# DATA FOR THIS TASK
=======

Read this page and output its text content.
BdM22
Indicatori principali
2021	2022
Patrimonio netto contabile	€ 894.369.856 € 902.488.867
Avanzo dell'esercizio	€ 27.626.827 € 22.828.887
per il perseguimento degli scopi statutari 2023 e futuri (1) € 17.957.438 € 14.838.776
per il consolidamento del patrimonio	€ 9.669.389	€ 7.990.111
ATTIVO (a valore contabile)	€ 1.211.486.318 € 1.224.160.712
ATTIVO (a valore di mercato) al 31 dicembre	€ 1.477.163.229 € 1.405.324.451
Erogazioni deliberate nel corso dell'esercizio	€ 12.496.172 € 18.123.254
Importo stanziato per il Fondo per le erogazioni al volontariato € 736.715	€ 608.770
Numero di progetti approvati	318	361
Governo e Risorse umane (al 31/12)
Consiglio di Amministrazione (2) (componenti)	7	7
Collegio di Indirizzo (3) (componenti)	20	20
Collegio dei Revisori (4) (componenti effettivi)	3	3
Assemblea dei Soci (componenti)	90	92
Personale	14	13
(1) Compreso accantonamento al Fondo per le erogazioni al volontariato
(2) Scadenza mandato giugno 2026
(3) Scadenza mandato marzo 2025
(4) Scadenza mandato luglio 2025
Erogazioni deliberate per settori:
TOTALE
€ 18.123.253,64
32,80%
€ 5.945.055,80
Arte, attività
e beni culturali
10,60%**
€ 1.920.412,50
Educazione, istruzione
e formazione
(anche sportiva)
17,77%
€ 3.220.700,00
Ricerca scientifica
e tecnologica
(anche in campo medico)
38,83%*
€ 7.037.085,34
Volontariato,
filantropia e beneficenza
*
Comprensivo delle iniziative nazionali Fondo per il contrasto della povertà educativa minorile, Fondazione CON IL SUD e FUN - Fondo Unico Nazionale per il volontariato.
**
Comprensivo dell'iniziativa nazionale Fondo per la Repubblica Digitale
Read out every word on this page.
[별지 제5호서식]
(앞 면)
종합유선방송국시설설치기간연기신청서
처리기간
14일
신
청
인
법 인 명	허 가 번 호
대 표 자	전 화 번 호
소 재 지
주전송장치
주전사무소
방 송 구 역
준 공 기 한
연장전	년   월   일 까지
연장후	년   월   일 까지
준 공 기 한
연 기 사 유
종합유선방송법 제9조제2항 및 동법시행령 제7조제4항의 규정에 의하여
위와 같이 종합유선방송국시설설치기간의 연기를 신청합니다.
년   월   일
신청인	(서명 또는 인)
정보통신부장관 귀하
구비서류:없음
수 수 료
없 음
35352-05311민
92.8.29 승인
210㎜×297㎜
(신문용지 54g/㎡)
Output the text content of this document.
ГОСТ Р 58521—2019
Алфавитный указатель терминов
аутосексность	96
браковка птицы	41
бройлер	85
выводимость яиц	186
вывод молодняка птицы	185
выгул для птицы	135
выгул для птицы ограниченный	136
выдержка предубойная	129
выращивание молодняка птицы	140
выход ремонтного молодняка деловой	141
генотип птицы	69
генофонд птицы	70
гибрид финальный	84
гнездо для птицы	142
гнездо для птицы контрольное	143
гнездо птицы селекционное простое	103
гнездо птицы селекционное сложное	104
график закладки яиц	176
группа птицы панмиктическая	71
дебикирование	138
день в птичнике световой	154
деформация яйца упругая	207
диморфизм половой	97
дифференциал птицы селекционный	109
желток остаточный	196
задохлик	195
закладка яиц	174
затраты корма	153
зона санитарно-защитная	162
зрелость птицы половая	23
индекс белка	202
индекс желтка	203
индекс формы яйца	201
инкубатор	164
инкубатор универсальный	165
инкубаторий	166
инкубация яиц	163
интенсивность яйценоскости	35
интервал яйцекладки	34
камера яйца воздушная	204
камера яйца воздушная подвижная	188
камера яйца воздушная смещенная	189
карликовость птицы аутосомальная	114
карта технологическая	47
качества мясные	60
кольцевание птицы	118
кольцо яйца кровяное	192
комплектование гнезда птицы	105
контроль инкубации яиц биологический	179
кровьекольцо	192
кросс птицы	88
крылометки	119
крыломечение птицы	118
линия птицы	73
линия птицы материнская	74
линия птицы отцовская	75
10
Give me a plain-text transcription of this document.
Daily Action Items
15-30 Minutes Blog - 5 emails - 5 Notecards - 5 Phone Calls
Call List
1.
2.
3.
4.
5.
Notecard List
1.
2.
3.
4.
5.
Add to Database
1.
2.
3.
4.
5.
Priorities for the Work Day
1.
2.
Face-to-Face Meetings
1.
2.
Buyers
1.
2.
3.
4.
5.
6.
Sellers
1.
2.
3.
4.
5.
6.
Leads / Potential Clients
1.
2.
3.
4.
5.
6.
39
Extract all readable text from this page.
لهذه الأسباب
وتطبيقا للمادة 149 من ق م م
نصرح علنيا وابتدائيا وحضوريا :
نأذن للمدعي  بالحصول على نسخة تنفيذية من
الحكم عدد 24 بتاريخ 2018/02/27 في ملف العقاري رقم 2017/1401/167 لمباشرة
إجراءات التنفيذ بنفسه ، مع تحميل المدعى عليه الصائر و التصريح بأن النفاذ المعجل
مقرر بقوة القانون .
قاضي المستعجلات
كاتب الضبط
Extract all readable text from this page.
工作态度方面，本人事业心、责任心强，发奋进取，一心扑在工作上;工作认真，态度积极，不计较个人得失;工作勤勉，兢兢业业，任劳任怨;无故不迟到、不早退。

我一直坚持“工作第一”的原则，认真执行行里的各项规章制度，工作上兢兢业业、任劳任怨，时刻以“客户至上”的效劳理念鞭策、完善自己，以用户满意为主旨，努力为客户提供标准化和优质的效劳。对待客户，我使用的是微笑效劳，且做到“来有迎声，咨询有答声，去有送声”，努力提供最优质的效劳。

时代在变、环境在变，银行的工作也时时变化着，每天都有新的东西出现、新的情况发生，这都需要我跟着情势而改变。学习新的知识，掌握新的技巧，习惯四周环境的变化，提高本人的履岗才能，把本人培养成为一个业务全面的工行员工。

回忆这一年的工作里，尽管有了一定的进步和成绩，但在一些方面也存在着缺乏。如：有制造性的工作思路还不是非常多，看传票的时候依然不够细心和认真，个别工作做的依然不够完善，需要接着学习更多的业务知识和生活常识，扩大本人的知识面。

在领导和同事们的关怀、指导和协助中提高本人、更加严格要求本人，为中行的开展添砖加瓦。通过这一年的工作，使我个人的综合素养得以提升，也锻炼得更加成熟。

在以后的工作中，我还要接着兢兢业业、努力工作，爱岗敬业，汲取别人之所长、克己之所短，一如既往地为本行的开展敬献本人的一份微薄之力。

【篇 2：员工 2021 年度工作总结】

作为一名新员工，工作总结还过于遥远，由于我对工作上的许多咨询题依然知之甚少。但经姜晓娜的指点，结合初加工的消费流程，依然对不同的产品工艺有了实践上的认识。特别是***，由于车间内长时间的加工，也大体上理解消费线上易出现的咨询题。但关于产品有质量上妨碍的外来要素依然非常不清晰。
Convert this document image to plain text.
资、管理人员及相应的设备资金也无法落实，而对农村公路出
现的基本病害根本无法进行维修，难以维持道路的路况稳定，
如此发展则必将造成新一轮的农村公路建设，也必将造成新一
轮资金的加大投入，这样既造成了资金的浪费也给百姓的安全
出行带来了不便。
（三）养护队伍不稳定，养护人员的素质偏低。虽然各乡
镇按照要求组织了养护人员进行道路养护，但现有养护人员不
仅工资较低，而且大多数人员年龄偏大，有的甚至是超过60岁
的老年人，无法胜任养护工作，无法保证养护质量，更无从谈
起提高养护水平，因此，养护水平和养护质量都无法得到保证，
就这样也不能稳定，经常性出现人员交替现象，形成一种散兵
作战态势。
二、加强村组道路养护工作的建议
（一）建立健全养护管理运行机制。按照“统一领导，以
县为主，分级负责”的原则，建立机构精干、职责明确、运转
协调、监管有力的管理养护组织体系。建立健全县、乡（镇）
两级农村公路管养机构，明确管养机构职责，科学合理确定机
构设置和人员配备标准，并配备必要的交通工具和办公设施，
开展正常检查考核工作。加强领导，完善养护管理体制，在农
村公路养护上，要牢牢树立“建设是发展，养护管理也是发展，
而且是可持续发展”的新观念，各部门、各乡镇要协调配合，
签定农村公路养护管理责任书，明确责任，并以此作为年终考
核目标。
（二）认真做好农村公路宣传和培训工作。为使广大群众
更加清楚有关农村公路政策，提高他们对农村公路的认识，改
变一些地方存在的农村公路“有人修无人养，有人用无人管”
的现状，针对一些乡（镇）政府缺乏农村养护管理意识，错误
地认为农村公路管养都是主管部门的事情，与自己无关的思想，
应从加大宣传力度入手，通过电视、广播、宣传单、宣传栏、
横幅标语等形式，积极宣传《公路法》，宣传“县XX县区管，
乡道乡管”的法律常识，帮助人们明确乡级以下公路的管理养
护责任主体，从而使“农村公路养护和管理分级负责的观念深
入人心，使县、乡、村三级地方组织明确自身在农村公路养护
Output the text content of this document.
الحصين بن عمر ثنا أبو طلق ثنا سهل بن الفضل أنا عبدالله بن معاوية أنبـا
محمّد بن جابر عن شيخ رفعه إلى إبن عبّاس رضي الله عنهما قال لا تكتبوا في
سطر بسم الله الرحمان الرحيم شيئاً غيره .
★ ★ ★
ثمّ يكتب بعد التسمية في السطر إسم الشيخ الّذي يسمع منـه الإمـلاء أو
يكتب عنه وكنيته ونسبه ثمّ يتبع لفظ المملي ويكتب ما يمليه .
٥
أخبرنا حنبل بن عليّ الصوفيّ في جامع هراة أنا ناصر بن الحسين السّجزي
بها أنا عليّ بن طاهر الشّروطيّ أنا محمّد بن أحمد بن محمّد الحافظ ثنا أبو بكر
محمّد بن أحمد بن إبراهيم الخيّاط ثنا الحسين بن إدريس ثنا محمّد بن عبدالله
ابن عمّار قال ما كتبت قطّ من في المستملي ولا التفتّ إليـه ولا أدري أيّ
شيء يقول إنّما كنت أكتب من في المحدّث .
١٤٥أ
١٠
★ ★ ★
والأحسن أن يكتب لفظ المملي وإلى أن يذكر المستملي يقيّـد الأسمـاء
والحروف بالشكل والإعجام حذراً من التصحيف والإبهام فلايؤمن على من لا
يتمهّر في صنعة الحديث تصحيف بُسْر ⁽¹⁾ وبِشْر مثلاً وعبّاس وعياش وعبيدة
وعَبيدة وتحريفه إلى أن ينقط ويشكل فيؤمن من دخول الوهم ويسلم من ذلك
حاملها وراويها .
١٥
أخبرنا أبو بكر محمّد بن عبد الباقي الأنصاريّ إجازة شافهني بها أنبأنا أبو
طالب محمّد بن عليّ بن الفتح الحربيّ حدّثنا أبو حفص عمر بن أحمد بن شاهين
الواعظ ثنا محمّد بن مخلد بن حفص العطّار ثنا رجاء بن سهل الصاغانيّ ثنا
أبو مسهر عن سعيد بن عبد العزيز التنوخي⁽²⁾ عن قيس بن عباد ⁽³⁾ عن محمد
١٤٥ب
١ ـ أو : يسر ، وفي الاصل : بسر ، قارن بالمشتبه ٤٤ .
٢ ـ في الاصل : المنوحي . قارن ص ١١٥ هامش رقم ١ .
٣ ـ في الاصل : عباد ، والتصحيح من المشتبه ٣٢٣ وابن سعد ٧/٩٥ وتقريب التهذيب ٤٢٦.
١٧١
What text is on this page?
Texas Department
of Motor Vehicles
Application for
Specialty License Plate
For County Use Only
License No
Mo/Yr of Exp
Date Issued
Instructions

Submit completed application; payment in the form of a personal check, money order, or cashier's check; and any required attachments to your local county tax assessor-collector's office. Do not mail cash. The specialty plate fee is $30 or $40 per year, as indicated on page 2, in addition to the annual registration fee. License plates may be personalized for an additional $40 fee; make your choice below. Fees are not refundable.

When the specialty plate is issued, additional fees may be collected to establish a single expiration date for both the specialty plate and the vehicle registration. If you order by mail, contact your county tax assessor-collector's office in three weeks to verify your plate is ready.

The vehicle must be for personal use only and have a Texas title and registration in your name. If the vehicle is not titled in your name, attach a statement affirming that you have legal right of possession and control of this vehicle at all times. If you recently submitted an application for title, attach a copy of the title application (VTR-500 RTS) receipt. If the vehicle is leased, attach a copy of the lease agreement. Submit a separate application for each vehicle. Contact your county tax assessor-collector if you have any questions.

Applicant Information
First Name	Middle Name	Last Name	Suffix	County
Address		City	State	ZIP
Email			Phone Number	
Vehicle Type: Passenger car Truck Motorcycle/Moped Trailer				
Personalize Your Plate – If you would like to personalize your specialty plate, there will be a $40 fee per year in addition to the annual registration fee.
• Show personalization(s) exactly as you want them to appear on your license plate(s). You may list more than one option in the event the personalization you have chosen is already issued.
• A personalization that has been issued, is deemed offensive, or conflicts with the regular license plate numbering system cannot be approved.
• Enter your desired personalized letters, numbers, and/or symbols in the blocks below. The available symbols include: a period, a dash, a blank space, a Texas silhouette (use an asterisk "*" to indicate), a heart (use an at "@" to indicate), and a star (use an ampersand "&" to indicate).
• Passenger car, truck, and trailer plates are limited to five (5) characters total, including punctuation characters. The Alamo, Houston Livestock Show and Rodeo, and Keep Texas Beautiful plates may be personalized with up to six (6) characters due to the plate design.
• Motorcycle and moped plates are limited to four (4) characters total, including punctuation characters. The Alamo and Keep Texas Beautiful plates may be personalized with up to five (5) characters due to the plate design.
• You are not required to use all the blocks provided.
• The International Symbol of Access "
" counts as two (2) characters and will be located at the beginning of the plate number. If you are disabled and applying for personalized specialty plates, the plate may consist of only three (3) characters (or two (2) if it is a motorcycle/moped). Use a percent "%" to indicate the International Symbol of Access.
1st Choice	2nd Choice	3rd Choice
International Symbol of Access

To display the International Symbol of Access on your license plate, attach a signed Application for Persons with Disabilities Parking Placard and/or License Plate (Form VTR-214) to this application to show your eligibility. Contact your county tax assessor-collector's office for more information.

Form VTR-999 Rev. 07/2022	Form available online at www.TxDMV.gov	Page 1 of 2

=======

Extract each line from the listing that holds the word "componenti".

Consiglio di Amministrazione (2) (componenti)	7	7
Collegio di Indirizzo (3) (componenti)	20	20
Collegio dei Revisori (4) (componenti effettivi)	3	3
Assemblea dei Soci (componenti)	90	92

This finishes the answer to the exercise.